Task brief. Give the data below again, word for word.

_____

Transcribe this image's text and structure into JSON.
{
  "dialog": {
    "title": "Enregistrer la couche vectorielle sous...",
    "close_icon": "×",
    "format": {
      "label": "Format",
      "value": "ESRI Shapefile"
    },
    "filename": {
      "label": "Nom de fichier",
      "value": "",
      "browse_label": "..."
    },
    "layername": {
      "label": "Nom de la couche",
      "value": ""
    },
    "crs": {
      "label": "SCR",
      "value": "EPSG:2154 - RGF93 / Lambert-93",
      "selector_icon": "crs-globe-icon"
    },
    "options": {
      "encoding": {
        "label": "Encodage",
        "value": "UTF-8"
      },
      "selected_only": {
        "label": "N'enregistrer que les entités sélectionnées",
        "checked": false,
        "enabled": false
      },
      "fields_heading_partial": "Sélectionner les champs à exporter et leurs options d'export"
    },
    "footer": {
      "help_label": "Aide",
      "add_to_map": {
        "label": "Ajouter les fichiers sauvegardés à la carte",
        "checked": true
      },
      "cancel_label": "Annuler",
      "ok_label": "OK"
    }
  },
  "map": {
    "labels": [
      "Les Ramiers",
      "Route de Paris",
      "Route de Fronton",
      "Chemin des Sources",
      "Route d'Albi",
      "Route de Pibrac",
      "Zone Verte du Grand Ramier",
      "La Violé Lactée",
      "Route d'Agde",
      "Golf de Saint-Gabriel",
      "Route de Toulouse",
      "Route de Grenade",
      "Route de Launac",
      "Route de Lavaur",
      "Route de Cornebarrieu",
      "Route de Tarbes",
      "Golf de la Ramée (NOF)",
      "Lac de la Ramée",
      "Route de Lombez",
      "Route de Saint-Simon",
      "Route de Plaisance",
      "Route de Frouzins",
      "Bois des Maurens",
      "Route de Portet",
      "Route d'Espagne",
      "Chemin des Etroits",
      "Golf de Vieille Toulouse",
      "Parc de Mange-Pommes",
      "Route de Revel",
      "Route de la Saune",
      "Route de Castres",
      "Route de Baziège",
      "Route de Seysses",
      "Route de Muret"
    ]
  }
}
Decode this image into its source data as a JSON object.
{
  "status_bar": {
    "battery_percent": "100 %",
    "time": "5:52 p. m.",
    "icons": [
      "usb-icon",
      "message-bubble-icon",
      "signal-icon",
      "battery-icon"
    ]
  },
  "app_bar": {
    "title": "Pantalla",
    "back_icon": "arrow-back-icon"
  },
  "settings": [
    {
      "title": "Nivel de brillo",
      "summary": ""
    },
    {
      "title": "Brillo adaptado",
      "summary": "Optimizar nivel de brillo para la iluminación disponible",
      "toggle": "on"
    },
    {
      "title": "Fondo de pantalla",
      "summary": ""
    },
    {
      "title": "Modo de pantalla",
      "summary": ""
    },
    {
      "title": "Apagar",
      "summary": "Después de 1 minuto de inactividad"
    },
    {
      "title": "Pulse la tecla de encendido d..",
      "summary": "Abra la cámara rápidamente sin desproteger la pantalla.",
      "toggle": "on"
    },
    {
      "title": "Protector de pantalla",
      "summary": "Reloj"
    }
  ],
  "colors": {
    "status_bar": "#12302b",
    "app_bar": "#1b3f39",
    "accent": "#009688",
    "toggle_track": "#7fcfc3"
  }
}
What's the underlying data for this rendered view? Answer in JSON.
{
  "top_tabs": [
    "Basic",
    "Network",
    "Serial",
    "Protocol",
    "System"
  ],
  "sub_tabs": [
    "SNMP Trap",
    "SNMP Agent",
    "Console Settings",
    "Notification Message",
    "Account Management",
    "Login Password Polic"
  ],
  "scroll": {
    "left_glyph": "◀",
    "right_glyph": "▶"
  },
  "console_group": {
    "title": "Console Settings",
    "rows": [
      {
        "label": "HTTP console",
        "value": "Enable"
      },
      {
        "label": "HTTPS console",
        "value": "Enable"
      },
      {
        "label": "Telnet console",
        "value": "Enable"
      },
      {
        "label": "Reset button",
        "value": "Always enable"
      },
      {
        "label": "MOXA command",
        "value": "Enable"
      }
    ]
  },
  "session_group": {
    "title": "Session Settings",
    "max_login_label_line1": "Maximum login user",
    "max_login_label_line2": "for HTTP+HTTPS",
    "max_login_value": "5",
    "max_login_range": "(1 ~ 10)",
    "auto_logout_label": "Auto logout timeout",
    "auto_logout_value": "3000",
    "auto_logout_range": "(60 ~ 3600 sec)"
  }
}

_____

Result.
Transcribe this image's text and structure into JSON.
{
  "dialog": {
    "title": "Enregistrer la couche vectorielle sous...",
    "close_icon": "×",
    "format": {
      "label": "Format",
      "value": "ESRI Shapefile"
    },
    "filename": {
      "label": "Nom de fichier",
      "value": "",
      "browse_label": "..."
    },
    "layername": {
      "label": "Nom de la couche",
      "value": ""
    },
    "crs": {
      "label": "SCR",
      "value": "EPSG:2154 - RGF93 / Lambert-93",
      "selector_icon": "crs-globe-icon"
    },
    "options": {
      "encoding": {
        "label": "Encodage",
        "value": "UTF-8"
      },
      "selected_only": {
        "label": "N'enregistrer que les entités sélectionnées",
        "checked": false,
        "enabled": false
      },
      "fields_heading_partial": "Sélectionner les champs à exporter et leurs options d'export"
    },
    "footer": {
      "help_label": "Aide",
      "add_to_map": {
        "label": "Ajouter les fichiers sauvegardés à la carte",
        "checked": true
      },
      "cancel_label": "Annuler",
      "ok_label": "OK"
    }
  },
  "map": {
    "labels": [
      "Les Ramiers",
      "Route de Paris",
      "Route de Fronton",
      "Chemin des Sources",
      "Route d'Albi",
      "Route de Pibrac",
      "Zone Verte du Grand Ramier",
      "La Violé Lactée",
      "Route d'Agde",
      "Golf de Saint-Gabriel",
      "Route de Toulouse",
      "Route de Grenade",
      "Route de Launac",
      "Route de Lavaur",
      "Route de Cornebarrieu",
      "Route de Tarbes",
      "Golf de la Ramée (NOF)",
      "Lac de la Ramée",
      "Route de Lombez",
      "Route de Saint-Simon",
      "Route de Plaisance",
      "Route de Frouzins",
      "Bois des Maurens",
      "Route de Portet",
      "Route d'Espagne",
      "Chemin des Etroits",
      "Golf de Vieille Toulouse",
      "Parc de Mange-Pommes",
      "Route de Revel",
      "Route de la Saune",
      "Route de Castres",
      "Route de Baziège",
      "Route de Seysses",
      "Route de Muret"
    ]
  }
}
Decode this image into its source data as a JSON object.
{
  "status_bar": {
    "battery_percent": "100 %",
    "time": "5:52 p. m.",
    "icons": [
      "usb-icon",
      "message-bubble-icon",
      "signal-icon",
      "battery-icon"
    ]
  },
  "app_bar": {
    "title": "Pantalla",
    "back_icon": "arrow-back-icon"
  },
  "settings": [
    {
      "title": "Nivel de brillo",
      "summary": ""
    },
    {
      "title": "Brillo adaptado",
      "summary": "Optimizar nivel de brillo para la iluminación disponible",
      "toggle": "on"
    },
    {
      "title": "Fondo de pantalla",
      "summary": ""
    },
    {
      "title": "Modo de pantalla",
      "summary": ""
    },
    {
      "title": "Apagar",
      "summary": "Después de 1 minuto de inactividad"
    },
    {
      "title": "Pulse la tecla de encendido d..",
      "summary": "Abra la cámara rápidamente sin desproteger la pantalla.",
      "toggle": "on"
    },
    {
      "title": "Protector de pantalla",
      "summary": "Reloj"
    }
  ],
  "colors": {
    "status_bar": "#12302b",
    "app_bar": "#1b3f39",
    "accent": "#009688",
    "toggle_track": "#7fcfc3"
  }
}
What's the underlying data for this rendered view? Answer in JSON.
{
  "top_tabs": [
    "Basic",
    "Network",
    "Serial",
    "Protocol",
    "System"
  ],
  "sub_tabs": [
    "SNMP Trap",
    "SNMP Agent",
    "Console Settings",
    "Notification Message",
    "Account Management",
    "Login Password Polic"
  ],
  "scroll": {
    "left_glyph": "◀",
    "right_glyph": "▶"
  },
  "console_group": {
    "title": "Console Settings",
    "rows": [
      {
        "label": "HTTP console",
        "value": "Enable"
      },
      {
        "label": "HTTPS console",
        "value": "Enable"
      },
      {
        "label": "Telnet console",
        "value": "Enable"
      },
      {
        "label": "Reset button",
        "value": "Always enable"
      },
      {
        "label": "MOXA command",
        "value": "Enable"
      }
    ]
  },
  "session_group": {
    "title": "Session Settings",
    "max_login_label_line1": "Maximum login user",
    "max_login_label_line2": "for HTTP+HTTPS",
    "max_login_value": "5",
    "max_login_range": "(1 ~ 10)",
    "auto_logout_label": "Auto logout timeout",
    "auto_logout_value": "3000",
    "auto_logout_range": "(60 ~ 3600 sec)"
  }
}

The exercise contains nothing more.